**Data lines**
— BEGIN —

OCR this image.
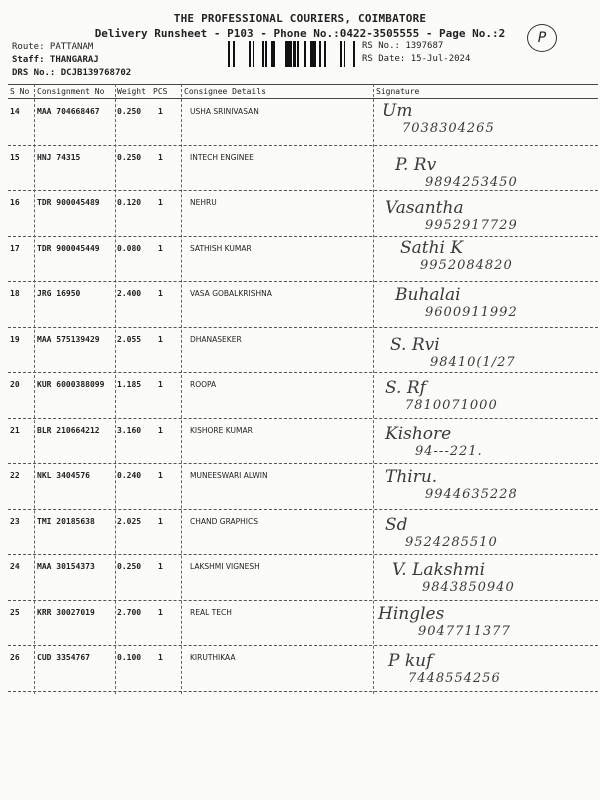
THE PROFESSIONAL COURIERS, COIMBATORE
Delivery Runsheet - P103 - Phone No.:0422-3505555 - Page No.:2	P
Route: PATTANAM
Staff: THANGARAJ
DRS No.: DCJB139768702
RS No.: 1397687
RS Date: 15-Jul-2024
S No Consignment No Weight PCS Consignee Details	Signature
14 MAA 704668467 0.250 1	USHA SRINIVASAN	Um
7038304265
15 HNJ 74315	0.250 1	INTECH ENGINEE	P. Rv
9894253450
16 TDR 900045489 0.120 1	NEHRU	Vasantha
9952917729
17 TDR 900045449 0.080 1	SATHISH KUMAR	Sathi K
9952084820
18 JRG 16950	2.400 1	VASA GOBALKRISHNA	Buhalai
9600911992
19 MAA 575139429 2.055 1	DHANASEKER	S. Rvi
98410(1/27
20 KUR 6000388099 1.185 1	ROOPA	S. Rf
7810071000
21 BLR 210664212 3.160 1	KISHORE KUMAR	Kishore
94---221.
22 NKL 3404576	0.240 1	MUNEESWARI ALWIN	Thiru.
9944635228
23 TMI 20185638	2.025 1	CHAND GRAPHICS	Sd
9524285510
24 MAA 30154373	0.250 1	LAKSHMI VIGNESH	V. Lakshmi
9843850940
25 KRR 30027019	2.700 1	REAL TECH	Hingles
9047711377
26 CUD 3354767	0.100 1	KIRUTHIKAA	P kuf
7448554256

— END —

**Written request**
Exactly reproduce each record, leaving out any pictures.

**Completed task**
OCR this image.
THE PROFESSIONAL COURIERS, COIMBATORE
Delivery Runsheet - P103 - Phone No.:0422-3505555 - Page No.:2	P
Route: PATTANAM
Staff: THANGARAJ
DRS No.: DCJB139768702
RS No.: 1397687
RS Date: 15-Jul-2024
S No Consignment No Weight PCS Consignee Details	Signature
14 MAA 704668467 0.250 1	USHA SRINIVASAN	Um
7038304265
15 HNJ 74315	0.250 1	INTECH ENGINEE	P. Rv
9894253450
16 TDR 900045489 0.120 1	NEHRU	Vasantha
9952917729
17 TDR 900045449 0.080 1	SATHISH KUMAR	Sathi K
9952084820
18 JRG 16950	2.400 1	VASA GOBALKRISHNA	Buhalai
9600911992
19 MAA 575139429 2.055 1	DHANASEKER	S. Rvi
98410(1/27
20 KUR 6000388099 1.185 1	ROOPA	S. Rf
7810071000
21 BLR 210664212 3.160 1	KISHORE KUMAR	Kishore
94---221.
22 NKL 3404576	0.240 1	MUNEESWARI ALWIN	Thiru.
9944635228
23 TMI 20185638	2.025 1	CHAND GRAPHICS	Sd
9524285510
24 MAA 30154373	0.250 1	LAKSHMI VIGNESH	V. Lakshmi
9843850940
25 KRR 30027019	2.700 1	REAL TECH	Hingles
9047711377
26 CUD 3354767	0.100 1	KIRUTHIKAA	P kuf
7448554256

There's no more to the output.